Records for the task start
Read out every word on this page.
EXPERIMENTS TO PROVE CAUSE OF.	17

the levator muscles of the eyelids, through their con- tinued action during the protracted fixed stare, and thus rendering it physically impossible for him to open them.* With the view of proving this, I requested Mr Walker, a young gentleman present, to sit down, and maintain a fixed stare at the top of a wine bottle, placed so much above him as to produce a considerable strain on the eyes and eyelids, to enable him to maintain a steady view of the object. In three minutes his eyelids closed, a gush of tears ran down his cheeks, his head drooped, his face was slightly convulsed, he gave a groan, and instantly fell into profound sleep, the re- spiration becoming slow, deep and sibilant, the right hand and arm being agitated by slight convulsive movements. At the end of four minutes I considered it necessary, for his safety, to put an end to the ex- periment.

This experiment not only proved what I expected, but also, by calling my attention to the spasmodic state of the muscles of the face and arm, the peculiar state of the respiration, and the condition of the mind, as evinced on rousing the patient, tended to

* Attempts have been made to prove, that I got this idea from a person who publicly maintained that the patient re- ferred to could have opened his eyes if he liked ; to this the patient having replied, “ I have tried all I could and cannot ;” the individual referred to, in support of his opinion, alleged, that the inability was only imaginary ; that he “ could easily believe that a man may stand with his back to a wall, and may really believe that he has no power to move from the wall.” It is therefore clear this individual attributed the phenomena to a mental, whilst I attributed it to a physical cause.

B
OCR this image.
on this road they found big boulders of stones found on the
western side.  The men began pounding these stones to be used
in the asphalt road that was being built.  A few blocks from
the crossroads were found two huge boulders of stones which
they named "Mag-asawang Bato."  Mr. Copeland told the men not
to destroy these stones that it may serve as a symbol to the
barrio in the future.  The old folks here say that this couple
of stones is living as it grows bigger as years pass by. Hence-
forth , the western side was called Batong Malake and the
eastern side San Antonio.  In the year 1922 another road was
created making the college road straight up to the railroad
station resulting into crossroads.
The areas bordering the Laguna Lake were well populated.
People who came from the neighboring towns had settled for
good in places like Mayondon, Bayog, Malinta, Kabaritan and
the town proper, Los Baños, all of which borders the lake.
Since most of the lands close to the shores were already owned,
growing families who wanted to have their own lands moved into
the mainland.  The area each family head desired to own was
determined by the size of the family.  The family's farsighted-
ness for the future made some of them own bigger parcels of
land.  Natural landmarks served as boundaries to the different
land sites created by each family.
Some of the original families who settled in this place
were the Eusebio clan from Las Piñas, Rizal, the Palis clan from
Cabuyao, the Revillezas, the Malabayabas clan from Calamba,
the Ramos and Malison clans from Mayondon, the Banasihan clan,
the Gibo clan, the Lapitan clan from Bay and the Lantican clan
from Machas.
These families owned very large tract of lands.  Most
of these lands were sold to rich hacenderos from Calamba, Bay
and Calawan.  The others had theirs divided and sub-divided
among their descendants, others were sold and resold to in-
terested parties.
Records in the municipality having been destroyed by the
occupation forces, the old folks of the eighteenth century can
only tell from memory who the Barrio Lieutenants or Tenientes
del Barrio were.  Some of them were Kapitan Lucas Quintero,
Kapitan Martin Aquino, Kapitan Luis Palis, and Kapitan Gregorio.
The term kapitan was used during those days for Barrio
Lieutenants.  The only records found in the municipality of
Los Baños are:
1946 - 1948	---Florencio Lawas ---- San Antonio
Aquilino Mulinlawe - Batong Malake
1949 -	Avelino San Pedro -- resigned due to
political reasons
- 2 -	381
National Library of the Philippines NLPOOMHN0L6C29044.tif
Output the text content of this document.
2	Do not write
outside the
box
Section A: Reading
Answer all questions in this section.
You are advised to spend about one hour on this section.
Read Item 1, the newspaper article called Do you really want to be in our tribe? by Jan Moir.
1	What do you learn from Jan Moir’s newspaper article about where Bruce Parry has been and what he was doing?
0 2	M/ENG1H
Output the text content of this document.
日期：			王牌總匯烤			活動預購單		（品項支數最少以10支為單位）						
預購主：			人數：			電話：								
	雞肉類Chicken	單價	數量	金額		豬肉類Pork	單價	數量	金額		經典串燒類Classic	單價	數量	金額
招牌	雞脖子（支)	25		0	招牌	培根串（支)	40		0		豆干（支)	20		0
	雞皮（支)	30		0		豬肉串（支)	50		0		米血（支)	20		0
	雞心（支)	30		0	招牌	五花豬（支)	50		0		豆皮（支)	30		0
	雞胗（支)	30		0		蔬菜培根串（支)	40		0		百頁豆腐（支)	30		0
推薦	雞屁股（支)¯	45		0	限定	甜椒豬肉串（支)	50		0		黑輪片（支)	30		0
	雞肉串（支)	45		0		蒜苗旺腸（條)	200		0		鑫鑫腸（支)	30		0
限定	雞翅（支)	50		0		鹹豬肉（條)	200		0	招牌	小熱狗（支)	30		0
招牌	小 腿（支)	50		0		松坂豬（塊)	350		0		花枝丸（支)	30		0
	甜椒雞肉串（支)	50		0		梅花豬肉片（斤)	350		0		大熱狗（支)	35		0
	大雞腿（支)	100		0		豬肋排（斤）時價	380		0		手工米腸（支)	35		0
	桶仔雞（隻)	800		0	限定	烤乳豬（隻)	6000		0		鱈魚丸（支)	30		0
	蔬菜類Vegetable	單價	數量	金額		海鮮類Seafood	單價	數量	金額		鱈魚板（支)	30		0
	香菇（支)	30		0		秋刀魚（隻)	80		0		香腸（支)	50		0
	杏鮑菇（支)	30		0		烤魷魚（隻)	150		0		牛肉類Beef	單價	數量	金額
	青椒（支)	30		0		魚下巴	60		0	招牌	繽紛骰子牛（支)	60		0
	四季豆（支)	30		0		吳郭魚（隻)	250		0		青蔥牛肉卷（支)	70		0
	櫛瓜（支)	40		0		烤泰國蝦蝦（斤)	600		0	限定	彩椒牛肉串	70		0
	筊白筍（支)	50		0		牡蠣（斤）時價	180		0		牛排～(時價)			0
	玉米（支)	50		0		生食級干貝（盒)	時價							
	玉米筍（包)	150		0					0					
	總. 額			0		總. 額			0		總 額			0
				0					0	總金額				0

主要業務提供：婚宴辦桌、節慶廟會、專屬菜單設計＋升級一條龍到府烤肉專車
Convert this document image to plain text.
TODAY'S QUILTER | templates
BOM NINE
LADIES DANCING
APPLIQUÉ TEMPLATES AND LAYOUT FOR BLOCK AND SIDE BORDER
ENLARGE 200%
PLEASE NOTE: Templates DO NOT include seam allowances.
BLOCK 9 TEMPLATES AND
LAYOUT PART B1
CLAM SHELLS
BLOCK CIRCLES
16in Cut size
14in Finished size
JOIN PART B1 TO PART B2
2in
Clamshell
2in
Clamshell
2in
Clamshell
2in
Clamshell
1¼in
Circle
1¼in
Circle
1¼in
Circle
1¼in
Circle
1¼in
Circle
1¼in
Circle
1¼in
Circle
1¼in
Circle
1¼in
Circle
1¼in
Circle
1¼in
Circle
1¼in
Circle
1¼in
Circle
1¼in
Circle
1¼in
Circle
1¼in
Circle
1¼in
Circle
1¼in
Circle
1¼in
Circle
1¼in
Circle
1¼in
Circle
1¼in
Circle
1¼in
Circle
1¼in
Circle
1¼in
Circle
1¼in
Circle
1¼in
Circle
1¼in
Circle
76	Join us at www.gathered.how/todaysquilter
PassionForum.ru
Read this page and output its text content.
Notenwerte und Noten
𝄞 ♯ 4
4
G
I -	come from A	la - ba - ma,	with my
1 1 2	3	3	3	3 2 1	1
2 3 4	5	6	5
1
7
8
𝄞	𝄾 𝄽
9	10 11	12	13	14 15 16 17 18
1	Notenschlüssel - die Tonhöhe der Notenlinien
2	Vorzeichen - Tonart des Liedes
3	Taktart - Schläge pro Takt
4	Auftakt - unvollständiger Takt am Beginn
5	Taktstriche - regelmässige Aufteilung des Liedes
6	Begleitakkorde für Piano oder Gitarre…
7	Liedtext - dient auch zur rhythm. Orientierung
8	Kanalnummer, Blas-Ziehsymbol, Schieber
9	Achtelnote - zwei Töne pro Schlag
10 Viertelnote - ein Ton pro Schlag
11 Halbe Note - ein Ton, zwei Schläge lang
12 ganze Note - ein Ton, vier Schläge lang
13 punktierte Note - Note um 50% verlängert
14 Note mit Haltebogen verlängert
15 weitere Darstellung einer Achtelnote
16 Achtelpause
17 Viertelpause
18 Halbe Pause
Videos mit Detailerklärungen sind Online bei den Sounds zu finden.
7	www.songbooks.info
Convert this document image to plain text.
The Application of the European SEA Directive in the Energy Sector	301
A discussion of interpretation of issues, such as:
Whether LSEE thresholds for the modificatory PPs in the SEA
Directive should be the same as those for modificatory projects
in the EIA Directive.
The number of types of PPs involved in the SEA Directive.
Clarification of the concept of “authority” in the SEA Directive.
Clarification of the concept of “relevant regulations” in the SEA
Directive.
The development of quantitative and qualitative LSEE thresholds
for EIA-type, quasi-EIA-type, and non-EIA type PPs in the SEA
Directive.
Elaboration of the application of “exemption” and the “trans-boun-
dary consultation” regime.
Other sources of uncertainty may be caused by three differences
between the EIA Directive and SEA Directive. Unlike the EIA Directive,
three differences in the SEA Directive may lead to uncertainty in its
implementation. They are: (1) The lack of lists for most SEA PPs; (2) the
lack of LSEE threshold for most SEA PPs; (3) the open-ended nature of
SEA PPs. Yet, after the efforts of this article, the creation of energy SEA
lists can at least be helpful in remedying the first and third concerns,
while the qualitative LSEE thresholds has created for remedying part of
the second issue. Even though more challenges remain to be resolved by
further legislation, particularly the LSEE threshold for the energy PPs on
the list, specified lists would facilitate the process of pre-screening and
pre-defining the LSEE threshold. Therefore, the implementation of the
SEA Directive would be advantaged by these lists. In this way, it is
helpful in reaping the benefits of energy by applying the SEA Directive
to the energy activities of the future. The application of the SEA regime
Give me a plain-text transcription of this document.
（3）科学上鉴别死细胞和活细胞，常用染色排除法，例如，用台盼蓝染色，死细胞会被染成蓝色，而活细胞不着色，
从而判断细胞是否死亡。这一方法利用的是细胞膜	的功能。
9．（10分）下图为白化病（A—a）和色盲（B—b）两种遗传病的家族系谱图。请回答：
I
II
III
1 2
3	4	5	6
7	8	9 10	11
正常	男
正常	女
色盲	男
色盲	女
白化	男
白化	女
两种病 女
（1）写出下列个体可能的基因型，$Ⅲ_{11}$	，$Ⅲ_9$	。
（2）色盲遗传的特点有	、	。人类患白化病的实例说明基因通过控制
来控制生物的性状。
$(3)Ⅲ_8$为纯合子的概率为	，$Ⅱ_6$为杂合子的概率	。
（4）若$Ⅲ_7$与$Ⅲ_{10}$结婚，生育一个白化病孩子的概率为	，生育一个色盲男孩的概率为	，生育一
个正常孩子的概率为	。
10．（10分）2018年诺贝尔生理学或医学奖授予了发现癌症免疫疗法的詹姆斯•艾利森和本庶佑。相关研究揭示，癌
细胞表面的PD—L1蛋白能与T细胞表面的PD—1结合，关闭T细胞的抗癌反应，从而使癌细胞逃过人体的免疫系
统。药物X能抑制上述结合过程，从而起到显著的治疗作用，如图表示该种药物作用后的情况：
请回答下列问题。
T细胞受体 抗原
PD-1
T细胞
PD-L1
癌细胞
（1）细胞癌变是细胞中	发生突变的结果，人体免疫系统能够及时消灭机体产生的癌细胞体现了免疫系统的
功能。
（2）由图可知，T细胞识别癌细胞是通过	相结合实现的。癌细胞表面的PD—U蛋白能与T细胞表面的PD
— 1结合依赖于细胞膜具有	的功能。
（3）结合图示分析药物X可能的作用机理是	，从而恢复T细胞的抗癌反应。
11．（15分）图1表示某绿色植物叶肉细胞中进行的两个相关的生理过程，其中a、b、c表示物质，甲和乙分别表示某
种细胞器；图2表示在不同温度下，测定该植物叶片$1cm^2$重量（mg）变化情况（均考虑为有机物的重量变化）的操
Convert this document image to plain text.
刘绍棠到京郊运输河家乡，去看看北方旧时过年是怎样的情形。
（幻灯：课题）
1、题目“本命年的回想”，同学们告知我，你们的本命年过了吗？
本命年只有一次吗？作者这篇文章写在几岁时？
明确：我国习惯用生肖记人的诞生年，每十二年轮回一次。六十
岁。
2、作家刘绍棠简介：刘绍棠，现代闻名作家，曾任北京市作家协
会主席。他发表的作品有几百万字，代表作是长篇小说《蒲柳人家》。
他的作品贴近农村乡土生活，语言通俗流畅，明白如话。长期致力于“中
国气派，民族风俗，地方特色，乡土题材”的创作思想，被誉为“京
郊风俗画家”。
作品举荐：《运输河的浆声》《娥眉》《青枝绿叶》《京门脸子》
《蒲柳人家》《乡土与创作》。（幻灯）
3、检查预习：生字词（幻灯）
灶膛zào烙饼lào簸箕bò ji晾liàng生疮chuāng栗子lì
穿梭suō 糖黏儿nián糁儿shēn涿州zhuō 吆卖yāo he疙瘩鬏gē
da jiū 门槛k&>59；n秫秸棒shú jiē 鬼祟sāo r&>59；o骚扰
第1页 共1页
Records for the task end
- [Problem statement]:
Report every line in the data above in which the word "what" appears.

- [Answer to this problem]:
This experiment not only proved what I expected, but also, by calling my attention to the spasmodic state of the muscles of the face and arm, the peculiar state of the respiration, and the condition of the mind, as evinced on rousing the patient, tended to
1	What do you learn from Jan Moir’s newspaper article about where Bruce Parry has been and what he was doing?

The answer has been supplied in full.